(Items from a dataset)
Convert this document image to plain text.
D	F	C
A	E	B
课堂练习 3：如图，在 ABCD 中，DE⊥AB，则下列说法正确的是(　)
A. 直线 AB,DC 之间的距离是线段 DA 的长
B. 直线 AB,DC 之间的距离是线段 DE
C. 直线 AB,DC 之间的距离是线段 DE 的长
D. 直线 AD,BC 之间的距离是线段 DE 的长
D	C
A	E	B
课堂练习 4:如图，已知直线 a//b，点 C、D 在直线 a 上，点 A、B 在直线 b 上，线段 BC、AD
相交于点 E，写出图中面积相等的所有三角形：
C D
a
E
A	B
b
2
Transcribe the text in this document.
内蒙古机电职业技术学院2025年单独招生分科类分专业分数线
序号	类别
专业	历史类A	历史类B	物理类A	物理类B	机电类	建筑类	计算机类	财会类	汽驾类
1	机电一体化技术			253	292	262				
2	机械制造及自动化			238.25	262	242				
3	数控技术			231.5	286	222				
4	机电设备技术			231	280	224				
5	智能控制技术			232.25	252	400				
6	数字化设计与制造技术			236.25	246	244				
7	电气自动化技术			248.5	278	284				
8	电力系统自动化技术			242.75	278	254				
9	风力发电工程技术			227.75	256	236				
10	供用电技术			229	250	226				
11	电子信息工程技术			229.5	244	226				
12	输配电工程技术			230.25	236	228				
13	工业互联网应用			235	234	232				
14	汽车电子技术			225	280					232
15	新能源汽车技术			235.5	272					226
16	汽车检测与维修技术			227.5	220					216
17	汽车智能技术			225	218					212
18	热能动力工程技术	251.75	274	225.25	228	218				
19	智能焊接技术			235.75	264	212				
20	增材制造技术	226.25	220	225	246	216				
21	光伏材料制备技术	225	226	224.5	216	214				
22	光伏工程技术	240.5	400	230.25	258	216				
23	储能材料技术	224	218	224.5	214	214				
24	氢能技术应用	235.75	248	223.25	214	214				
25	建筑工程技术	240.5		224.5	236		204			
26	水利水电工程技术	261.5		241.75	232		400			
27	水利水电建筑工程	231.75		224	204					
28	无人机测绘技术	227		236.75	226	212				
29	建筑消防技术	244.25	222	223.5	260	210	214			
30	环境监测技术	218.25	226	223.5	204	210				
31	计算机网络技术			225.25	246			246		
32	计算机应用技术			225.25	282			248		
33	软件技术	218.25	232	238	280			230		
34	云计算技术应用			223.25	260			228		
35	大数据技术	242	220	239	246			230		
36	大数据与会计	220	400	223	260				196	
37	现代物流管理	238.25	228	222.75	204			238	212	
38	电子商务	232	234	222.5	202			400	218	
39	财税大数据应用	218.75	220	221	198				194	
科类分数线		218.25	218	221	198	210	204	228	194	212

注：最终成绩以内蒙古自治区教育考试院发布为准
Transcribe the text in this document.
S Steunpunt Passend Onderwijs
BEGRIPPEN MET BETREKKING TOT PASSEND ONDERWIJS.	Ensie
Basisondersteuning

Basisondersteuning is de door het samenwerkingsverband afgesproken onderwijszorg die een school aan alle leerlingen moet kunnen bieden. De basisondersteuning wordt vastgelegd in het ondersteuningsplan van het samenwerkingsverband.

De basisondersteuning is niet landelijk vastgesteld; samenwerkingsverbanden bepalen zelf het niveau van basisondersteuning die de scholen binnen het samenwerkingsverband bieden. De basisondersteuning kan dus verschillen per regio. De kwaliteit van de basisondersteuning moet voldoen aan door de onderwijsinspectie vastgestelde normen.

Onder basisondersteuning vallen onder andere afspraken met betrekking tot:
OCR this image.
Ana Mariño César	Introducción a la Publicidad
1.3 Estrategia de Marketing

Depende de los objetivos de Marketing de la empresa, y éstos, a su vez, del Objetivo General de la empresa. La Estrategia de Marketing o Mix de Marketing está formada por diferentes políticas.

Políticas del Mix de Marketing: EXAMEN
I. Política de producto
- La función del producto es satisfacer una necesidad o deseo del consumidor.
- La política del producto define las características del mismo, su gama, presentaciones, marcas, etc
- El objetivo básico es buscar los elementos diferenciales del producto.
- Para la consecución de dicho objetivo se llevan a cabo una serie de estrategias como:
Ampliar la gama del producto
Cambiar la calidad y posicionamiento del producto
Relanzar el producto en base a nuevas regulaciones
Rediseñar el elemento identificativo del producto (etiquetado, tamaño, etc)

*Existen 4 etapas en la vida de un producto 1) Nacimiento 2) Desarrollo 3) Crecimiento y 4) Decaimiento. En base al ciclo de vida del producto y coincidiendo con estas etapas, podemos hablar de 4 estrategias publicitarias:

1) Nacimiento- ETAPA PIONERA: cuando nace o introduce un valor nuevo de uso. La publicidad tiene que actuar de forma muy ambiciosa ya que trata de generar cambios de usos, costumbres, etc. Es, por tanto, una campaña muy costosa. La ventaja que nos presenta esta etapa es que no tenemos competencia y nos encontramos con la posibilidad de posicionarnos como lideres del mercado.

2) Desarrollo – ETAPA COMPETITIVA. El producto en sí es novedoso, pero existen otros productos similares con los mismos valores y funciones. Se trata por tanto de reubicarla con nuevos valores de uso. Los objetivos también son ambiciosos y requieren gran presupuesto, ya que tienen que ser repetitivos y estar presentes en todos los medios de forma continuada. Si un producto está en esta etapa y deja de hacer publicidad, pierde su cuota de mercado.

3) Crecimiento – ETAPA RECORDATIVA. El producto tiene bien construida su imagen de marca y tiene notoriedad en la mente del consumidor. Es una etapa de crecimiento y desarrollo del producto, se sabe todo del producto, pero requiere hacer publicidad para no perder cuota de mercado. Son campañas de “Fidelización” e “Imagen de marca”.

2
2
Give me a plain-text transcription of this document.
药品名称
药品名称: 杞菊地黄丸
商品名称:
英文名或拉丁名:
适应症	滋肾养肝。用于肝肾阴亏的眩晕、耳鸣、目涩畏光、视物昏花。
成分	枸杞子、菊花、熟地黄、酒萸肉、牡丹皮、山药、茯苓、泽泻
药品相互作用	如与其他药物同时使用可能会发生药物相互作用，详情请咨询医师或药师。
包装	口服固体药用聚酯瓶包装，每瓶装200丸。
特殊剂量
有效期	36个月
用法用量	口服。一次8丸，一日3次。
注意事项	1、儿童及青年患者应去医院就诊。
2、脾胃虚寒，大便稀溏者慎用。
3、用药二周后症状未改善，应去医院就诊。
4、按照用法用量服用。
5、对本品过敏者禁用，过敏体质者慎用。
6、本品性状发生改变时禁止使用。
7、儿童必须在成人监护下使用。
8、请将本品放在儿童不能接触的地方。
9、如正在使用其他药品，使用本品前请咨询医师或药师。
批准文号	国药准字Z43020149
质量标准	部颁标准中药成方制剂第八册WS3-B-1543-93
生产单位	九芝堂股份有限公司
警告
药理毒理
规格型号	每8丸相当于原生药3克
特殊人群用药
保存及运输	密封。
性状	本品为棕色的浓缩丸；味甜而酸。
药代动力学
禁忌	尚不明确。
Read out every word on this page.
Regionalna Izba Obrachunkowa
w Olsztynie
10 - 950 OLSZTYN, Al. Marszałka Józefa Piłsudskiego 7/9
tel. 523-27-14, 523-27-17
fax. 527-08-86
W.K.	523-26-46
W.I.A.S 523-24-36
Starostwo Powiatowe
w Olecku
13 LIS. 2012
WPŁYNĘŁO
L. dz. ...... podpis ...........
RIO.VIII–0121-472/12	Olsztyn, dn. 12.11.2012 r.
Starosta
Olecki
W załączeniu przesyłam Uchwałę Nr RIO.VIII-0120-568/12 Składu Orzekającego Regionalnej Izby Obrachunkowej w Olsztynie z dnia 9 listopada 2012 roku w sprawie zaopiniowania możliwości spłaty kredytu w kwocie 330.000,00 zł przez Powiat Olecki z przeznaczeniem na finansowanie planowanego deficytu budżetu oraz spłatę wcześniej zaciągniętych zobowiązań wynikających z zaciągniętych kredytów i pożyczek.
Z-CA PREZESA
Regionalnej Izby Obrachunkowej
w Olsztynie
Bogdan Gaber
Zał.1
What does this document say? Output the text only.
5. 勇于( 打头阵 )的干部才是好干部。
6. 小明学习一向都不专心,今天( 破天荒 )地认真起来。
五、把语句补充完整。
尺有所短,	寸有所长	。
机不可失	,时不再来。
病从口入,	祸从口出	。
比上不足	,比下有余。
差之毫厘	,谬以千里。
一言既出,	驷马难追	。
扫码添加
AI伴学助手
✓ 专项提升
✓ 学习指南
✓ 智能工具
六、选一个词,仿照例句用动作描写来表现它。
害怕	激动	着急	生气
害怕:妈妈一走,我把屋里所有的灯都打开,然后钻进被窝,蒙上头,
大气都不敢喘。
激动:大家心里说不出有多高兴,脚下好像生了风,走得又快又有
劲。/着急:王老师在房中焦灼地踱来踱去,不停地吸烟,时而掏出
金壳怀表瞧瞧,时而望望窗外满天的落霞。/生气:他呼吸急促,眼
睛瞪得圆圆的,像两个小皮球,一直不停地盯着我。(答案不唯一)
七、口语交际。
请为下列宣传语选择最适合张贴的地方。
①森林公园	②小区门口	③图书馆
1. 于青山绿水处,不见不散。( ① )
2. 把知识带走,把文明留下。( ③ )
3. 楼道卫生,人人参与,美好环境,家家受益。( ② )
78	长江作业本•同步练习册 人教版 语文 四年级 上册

▸ Work to complete: From the entries above, copy every line where the word "estrategias" shows up.

▸ Answer to the exercise:
- Para la consecución de dicho objetivo se llevan a cabo una serie de estrategias como:
*Existen 4 etapas en la vida de un producto 1) Nacimiento 2) Desarrollo 3) Crecimiento y 4) Decaimiento. En base al ciclo de vida del producto y coincidiendo con estas etapas, podemos hablar de 4 estrategias publicitarias:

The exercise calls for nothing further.